> [Set problem A] List every component that the Cypher tutorial says the Relationship data type includes.
> [Set problem B] Carry on writing the Cypher tutorial from the point where it stops.

> [Text segment]

☆ ☆ ☆ ☆ ☆

If you can not install Neo4j due to some reason, you can open a free session of Neo4j Sandbox at https://neo4j.com/sandbox/ but you need proxy.

Cypher

Cypher is Neo4j’s graph database query language that allows users to store and retrieve data from the graph database. It is a declarative, SQL-inspired language for describing visual patterns in graphs. The syntax provides a visual and logical way to match patterns of nodes and relationships in the graph. Cypher keywords are not case-sensitive but it is case-sensitive for variables.

All Neo4j servers contain a built-in database called system, which behaves differently than all other databases. The system database stores system data and you can not perform graph queries against it. A fresh installation of Neo4j includes two databases:

system - the system database described above, containing meta-data on the DBMS and security configuration.
neo4j - the default database, named using the config option dbms.default_database=neo4j.

Cypher provides first class support for a number of data types. These fall into the following three categories: property, structural, and composite.

Property types

The following data types are included in the property types category: Integer, Float, String, Boolean, Point, Date, Time, LocalTime, DateTime, LocalDateTime, and Duration. For more details, visit the documentation.

Structural types

The following data types are included in the structural types category: Node, Relationship, and Path.

The Node data type includes: Id, Label(s), and Map (of properties). Note that labels are not values, but a form of pattern syntax.
The Relationship data type includes: Id, Type, Map (of properties), Id of start node, and Id of end node.
The Path data type is an alternating sequence of nodes and relationships.

Nodes, relationships, and paths are returned as a result of pattern matching. In Neo4j, all relationships have a direction. However, you can have the notion of undirected relationships at query time.

Composite types

The following data types are included in the composite types category: List and Map.

RETURN [1,2,3,4,5], {id:1, msg: 'hello', age: 31}

How to define a variable

When you reference parts of a pattern or a query, you do so by naming them. The names you give the different parts are called variables.
In this example:

MATCH (n)-->(b)
RETURN b

The variables are n and b.

// this is a comment

A comment begin with double slash (//) and continue to the end of the line. Comments do not execute, they are for humans to read.

Operators

DISTINCT (aggregation operator)

WITH ['a', 'a', 4, 'b', 4] AS ps
UNWIND ps AS p
RETURN DISTINCT p

The output will have only ‘a’, 4, and ‘b’.

Property operators

The operator `.` statically access the property of a node or relationship

The operator `[]` used for filtering on a dynamically-computed property key

CREATE
  (a:Restaurant {name: 'Hungry Jo', rating_hygiene: 10, rating_food: 7}),
  (b:Restaurant {name: 'Buttercup Tea Rooms', rating_hygiene: 5, rating_food: 6}),
  (c1:Category {name: 'hygiene'}),
  (c2:Category {name: 'food'})
WITH a, b, c1, c2
MATCH (restaurant:Restaurant), (category:Category)

☆ ☆ ☆ ☆ ☆

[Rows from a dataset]
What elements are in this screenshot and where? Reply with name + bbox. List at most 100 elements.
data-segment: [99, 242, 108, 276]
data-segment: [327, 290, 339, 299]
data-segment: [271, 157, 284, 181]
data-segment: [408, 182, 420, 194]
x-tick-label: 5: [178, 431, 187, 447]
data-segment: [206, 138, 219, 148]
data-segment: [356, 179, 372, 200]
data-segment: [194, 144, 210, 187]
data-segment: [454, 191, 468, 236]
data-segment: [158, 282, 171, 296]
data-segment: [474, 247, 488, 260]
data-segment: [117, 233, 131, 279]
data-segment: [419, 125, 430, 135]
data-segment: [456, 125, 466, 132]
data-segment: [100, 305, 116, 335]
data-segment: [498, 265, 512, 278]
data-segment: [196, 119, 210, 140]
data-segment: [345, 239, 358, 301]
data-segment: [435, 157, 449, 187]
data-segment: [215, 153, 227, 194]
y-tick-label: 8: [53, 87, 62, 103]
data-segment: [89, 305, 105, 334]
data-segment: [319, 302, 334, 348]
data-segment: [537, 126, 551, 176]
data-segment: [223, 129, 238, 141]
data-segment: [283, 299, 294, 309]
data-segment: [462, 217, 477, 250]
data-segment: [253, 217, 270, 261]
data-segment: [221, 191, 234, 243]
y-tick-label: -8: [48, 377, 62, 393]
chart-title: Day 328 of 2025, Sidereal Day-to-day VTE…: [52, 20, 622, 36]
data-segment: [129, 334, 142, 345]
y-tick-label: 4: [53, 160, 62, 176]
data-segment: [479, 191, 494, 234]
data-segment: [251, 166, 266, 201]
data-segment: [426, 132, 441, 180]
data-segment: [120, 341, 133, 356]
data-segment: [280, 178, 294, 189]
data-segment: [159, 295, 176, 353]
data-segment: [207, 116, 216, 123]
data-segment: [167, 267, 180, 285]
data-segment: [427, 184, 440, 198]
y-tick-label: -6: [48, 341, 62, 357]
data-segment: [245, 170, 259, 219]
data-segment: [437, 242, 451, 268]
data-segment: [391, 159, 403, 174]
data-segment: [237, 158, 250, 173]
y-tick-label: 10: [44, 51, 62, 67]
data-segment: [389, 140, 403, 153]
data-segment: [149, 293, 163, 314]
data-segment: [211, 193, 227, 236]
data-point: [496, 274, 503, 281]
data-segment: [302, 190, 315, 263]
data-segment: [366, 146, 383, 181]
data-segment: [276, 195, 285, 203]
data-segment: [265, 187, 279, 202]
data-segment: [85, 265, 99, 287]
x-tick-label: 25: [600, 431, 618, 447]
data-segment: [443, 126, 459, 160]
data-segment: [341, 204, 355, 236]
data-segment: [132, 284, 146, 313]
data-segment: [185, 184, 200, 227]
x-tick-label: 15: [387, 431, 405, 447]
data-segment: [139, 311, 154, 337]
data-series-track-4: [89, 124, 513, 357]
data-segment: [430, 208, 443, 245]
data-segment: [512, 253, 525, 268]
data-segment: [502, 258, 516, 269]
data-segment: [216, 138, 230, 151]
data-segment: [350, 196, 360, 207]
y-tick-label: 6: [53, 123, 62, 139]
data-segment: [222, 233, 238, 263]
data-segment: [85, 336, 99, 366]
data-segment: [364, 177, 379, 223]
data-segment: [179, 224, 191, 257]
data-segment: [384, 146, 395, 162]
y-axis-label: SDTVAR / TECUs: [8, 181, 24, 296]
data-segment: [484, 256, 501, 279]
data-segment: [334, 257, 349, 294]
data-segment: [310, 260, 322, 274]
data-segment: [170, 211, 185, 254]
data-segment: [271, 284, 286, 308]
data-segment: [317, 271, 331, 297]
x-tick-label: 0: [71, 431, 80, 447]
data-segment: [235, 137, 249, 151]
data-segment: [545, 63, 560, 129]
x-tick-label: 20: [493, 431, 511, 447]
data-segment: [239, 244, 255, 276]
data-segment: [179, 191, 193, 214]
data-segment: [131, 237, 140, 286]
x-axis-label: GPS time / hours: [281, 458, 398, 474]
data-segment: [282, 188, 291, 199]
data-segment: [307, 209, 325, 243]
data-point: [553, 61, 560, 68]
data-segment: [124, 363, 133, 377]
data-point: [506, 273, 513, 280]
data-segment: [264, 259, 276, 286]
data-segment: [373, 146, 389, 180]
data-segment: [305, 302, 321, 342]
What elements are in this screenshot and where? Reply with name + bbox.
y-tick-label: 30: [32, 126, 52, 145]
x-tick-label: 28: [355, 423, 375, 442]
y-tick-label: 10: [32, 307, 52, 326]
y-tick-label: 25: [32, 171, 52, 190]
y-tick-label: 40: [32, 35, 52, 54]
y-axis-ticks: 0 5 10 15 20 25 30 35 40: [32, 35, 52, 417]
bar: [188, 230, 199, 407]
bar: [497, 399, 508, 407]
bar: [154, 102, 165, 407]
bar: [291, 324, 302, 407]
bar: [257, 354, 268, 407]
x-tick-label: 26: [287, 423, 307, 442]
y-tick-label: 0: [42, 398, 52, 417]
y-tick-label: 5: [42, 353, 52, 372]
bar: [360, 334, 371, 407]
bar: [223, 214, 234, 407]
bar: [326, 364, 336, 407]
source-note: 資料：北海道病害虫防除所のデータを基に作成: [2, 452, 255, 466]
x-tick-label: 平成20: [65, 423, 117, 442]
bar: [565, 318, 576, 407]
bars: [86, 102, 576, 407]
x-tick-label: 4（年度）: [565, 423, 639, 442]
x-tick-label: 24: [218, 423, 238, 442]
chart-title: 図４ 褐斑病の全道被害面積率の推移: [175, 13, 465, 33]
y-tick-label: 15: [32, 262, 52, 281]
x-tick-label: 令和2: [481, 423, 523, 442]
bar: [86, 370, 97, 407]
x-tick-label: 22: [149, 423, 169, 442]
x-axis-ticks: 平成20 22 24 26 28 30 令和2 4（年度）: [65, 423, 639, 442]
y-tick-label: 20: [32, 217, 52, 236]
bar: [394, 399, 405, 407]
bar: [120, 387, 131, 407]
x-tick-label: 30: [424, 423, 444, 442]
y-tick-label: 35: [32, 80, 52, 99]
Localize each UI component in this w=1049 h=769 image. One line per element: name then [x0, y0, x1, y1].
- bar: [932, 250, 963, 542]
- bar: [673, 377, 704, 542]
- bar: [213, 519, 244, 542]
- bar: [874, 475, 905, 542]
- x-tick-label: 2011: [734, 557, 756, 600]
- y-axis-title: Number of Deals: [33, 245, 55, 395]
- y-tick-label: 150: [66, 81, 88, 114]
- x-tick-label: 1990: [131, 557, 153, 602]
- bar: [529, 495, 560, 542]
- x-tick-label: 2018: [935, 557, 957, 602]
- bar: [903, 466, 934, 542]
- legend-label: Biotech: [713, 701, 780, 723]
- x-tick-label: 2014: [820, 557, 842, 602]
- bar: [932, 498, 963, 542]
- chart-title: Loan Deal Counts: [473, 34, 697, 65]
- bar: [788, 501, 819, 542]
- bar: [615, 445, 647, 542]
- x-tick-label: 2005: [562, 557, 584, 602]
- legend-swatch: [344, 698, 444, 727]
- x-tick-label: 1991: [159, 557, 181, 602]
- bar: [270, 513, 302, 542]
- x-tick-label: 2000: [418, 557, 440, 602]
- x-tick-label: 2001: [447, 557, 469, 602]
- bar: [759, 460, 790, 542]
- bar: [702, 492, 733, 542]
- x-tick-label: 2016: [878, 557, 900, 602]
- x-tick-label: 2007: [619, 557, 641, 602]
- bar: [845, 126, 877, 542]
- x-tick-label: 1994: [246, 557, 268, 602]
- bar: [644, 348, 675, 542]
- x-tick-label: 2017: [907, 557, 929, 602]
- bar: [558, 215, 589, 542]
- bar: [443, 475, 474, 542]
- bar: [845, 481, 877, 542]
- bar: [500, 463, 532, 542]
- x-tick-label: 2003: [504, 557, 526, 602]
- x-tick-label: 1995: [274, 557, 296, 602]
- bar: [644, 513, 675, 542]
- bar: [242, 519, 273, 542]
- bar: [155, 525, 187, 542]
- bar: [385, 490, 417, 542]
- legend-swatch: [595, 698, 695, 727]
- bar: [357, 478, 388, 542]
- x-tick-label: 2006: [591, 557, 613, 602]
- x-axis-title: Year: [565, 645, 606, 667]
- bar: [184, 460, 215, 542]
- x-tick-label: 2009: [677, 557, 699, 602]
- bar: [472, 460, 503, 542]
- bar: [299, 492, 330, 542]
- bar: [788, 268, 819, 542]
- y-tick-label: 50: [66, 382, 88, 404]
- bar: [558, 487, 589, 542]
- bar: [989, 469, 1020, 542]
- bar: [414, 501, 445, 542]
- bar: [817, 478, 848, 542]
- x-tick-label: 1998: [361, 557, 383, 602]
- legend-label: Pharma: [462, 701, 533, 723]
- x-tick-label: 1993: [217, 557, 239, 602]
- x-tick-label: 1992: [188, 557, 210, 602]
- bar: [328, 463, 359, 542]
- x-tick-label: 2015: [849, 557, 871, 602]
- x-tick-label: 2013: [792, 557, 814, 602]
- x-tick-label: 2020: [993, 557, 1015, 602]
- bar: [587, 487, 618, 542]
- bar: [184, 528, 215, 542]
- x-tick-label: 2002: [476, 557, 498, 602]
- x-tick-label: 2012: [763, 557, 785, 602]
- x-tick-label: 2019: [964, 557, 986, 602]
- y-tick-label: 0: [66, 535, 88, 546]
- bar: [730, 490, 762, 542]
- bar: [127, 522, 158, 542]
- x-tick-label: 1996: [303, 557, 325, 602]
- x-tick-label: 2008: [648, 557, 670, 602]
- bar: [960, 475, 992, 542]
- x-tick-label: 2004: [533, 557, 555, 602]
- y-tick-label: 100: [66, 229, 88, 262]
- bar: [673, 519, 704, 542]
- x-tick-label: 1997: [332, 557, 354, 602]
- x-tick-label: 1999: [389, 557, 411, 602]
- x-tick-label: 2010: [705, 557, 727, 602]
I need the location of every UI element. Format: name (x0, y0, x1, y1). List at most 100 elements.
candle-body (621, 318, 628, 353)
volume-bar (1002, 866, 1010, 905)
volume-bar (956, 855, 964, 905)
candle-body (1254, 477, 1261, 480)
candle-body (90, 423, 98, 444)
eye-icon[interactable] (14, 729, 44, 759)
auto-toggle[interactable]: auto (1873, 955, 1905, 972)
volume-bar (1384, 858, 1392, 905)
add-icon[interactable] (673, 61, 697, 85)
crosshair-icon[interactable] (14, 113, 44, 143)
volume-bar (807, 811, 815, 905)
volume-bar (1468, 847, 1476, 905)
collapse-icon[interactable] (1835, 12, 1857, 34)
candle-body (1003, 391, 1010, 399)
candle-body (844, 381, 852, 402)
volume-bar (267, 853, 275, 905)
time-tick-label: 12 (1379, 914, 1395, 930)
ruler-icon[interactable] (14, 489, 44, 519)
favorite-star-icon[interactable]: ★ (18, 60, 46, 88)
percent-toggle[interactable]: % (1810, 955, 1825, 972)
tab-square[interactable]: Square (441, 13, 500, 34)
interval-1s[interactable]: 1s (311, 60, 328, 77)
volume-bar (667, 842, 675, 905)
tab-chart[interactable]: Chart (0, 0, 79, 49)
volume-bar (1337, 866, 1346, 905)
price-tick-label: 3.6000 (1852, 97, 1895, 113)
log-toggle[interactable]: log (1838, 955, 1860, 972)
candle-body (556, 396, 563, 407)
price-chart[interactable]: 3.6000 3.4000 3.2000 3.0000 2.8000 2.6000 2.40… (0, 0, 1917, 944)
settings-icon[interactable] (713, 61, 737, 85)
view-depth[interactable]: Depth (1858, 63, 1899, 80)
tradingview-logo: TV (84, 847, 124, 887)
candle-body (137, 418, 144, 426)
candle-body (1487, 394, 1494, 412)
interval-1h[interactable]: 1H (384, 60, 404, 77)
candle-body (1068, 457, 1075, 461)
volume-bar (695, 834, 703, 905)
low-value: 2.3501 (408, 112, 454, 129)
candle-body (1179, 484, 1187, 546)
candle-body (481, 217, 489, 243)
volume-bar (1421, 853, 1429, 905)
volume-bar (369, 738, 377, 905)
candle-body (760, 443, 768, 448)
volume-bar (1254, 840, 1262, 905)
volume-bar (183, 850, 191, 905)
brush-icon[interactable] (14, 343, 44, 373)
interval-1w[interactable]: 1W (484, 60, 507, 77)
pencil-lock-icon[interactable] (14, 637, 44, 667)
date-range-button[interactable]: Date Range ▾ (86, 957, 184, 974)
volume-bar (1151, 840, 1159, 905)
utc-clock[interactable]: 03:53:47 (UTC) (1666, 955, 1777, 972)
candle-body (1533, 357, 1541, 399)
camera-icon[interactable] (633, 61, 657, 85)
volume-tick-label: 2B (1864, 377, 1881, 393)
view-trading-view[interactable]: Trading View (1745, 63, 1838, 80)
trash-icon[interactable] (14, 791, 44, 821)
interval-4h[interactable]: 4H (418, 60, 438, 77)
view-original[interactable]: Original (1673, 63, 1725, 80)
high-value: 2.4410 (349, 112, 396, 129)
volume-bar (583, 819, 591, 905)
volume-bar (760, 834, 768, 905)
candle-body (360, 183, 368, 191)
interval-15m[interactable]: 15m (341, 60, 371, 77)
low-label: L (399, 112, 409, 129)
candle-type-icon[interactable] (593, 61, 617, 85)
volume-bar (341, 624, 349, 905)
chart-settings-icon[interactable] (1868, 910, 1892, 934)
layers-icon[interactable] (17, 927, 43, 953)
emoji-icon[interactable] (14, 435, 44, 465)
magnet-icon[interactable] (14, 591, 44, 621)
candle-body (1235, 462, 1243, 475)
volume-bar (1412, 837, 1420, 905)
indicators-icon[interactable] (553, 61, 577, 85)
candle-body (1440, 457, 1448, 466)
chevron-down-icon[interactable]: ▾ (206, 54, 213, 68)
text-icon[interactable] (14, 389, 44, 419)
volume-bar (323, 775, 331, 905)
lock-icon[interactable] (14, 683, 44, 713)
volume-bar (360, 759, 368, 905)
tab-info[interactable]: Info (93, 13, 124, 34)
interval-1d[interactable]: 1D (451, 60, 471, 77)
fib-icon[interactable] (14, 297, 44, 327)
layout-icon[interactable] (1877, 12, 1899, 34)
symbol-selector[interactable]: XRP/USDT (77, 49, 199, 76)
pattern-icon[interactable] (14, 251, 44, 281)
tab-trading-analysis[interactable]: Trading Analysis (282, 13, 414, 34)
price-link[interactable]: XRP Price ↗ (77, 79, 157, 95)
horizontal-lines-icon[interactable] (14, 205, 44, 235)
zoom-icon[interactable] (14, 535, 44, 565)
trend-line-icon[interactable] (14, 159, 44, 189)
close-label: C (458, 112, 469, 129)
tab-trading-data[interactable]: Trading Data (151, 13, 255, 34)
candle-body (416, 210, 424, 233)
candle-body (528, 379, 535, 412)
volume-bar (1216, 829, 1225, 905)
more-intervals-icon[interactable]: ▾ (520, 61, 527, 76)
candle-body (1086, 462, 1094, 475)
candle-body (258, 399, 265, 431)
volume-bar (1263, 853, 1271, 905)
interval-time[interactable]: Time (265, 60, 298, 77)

☆ ☆ ☆ ☆ ☆

> [Written reply A] Id, Type, Map (of properties), Id of start node, and Id of end node.

> [Written reply B]
WHERE restaurant["rating_" + category.name] > 6
RETURN DISTINCT restaurant.name

The operator `=` used for replacing all properties of a node or relationship

CREATE (a:Person {name: 'Jane', age: 20})
WITH a
MATCH (p:Person {name: 'Jane'})
SET p = {name: 'Ellen', livesIn: 'London'}
RETURN p.name, p.age, p.livesIn

Mathemtical operators

The mathematical operators comprise:

addition: +
subtraction or unary minus: -
multiplication: *
division: /
modulo division: %
exponentiation: ^

Comparison operators

The comparison operators comprise:

equality: =
inequality: <>
less than: <
greater than: >
less than or equal to: <=
greater than or equal to: >=
IS NULL
IS NOT NULL

String-specific comparison operators comprise:

STARTS WITH: perform case-sensitive prefix searching on strings
ENDS WITH: perform case-sensitive suffix searching on strings
CONTAINS: perform case-sensitive inclusion searching in strings
=~: regular expression for matching a pattern

WITH ['mouse', 'chair', 'door', 'house'] AS wordlist
UNWIND wordlist AS word
WITH word
WHERE word =~ '.*ous.*'
RETURN word

Boolean operators

The boolean operators — also known as logical operators — comprise: AND, OR, XOR, NOT.

String operators

The string operators comprise: concatenating strings: +

RETURN 'neo' + '4j' AS result

Check other operators from the documentation.

Patterns

Patterns and pattern-matching are at the very heart of Cypher, so being effective with Cypher requires a good understanding of patterns.
Using patterns, you describe the shape of the data you are looking for. For example, in the MATCH clause you describe the shape with a pattern, and Cypher will figure out how to get that data for you.

The pattern describes the data using a form that is very similar to how one typically draws the shape of property graph data on a whiteboard: usually as circles (representing nodes) and arrows between them to represent relationships.

Patterns appear in multiple places in Cypher: in MATCH, CREATE and MERGE clauses, and in pattern expressions.

Patterns for nodes

This simple pattern describes a single node, and names that node using the variable a.

(a)

This pattern describes a very simple data shape: two nodes, and a single relationship from one to the other.

(a)-->(b)

This manner of describing nodes and relationships can be extended to cover an arbitrary number of nodes and the relationships between them, for example:

(a)-->(b)<--(c)

Such a series of connected nodes and relationships is called a “path”.

Patterns for labels

The most simple attribute that can be described in the pattern is a label that the node must have. For example:

(a:User)-->(b)

One can also describe a node that has multiple labels:

(a:User:Admin)-->(b)

Specifying properties

Properties can be expressed in patterns using a map-construct: curly brackets surrounding a number of key-expression pairs, separated by commas. E.g. a node with two properties on it would look like:

(a {name: 'Andy', sport: 'Brazilian Ju-Jitsu'})

A relationship with expectations on it is given by:

(a)-[{blocked: false}]->(b)

Patterns for relationships

The simplest way to describe a relationship is by using the arrow between two nodes, as in the previous examples. Using this technique, you can describe that the relationship should exist and the directionality of it. If you don’t care about the direction of the relationship, the arrow head can be omitted, as exemplified by:

(a)--(b)

(a)-[r]->(b)

(a)-[r:REL_TYPE]->(b)
    
(a)-[r:TYPE1|TYPE2]->(b)

(a)-[:REL_TYPE]->(b)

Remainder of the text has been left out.